**Problem description**
Locate every line below that contains the word "Tools" and copy it.

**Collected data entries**
......

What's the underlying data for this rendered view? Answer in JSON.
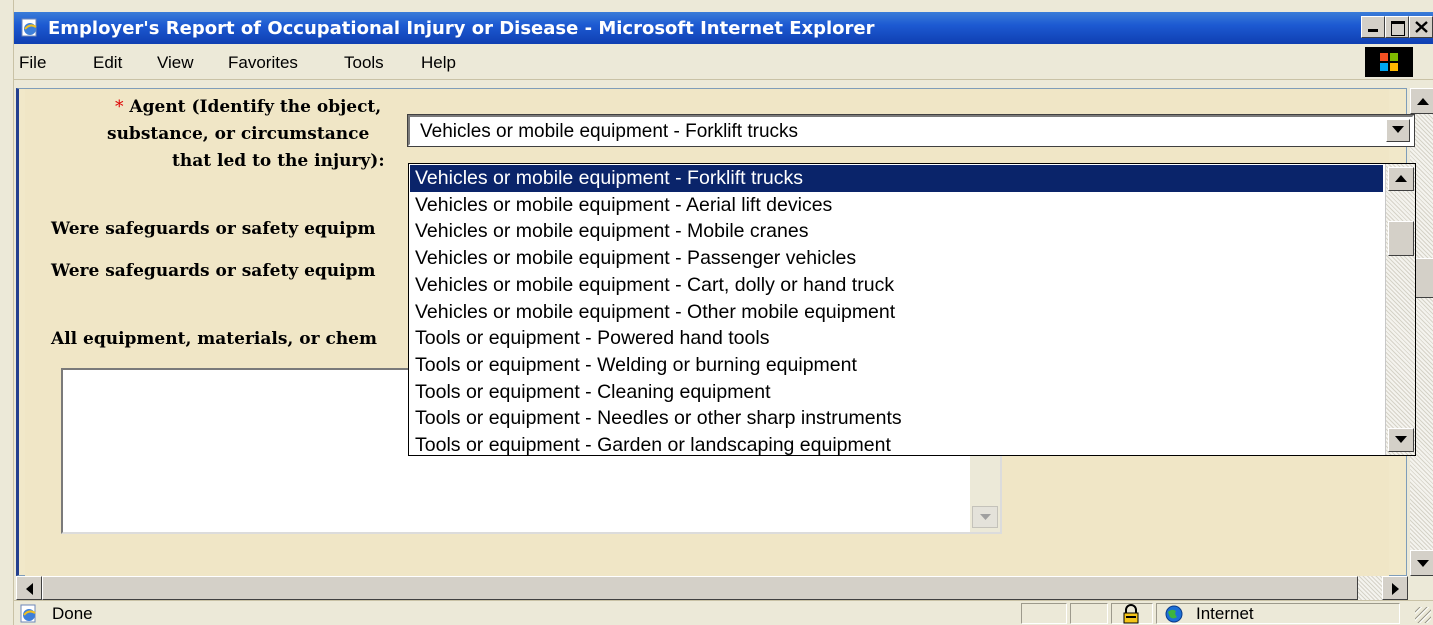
{
  "window": {
    "title": "Employer's Report of Occupational Injury or Disease - Microsoft Internet Explorer"
  },
  "menu": [
    "File",
    "Edit",
    "View",
    "Favorites",
    "Tools",
    "Help"
  ],
  "form": {
    "required_marker": "*",
    "agent_label_lines": [
      "Agent (Identify the object,",
      "substance, or circumstance",
      "that led to the injury):"
    ],
    "question_1": "Were safeguards or safety equipm",
    "question_2": "Were safeguards or safety equipm",
    "question_3": "All equipment, materials, or chem",
    "agent_select": {
      "selected_value": "Vehicles or mobile equipment - Forklift trucks",
      "options": [
        "Vehicles or mobile equipment - Forklift trucks",
        "Vehicles or mobile equipment - Aerial lift devices",
        "Vehicles or mobile equipment - Mobile cranes",
        "Vehicles or mobile equipment - Passenger vehicles",
        "Vehicles or mobile equipment - Cart, dolly or hand truck",
        "Vehicles or mobile equipment - Other mobile equipment",
        "Tools or equipment - Powered hand tools",
        "Tools or equipment - Welding or burning equipment",
        "Tools or equipment - Cleaning equipment",
        "Tools or equipment - Needles or other sharp instruments",
        "Tools or equipment - Garden or landscaping equipment"
      ],
      "highlighted_index": 0
    }
  },
  "status": {
    "text": "Done",
    "zone": "Internet"
  },
  "icons": {
    "title": "ie-page-icon",
    "status": "ie-page-icon",
    "lock": "padlock-icon",
    "zone": "globe-icon",
    "brand": "windows-flag-icon"
  },
  "colors": {
    "titlebar": "#0f3fb2",
    "selection": "#0a246a",
    "page_background": "#f0e6c6",
    "required": "#dd0000"
  }
}
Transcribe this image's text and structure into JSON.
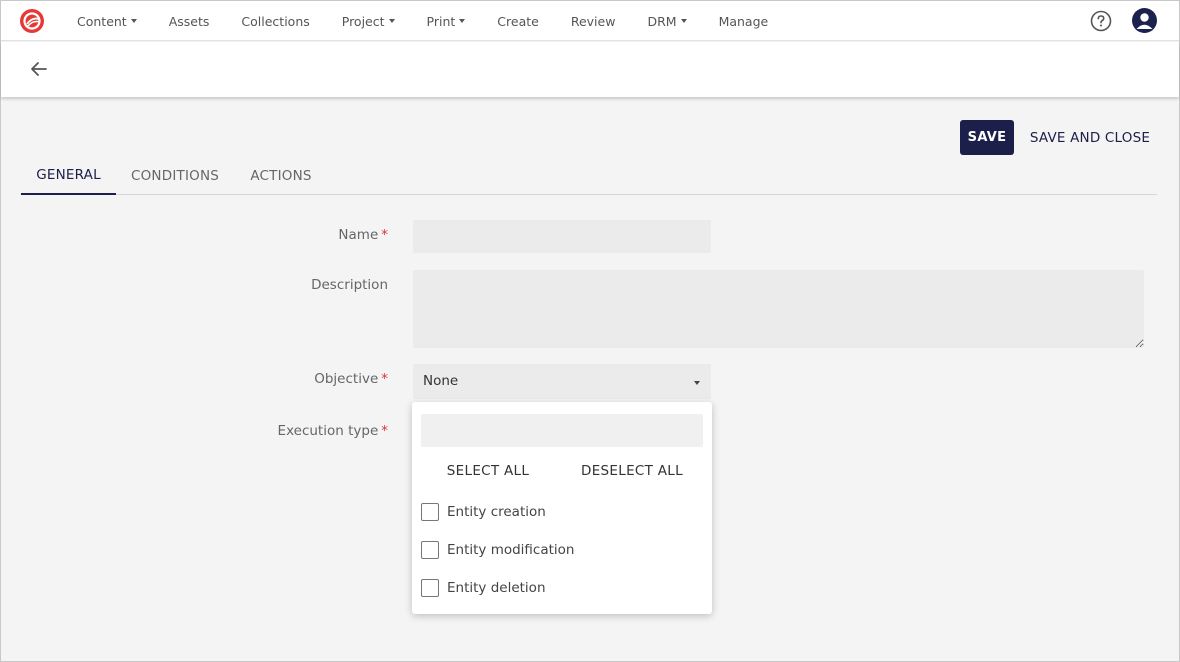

......

**Final answer**
    "Tools",
        "Tools or equipment - Powered hand tools",
        "Tools or equipment - Welding or burning equipment",
        "Tools or equipment - Cleaning equipment",
        "Tools or equipment - Needles or other sharp instruments",
        "Tools or equipment - Garden or landscaping equipment"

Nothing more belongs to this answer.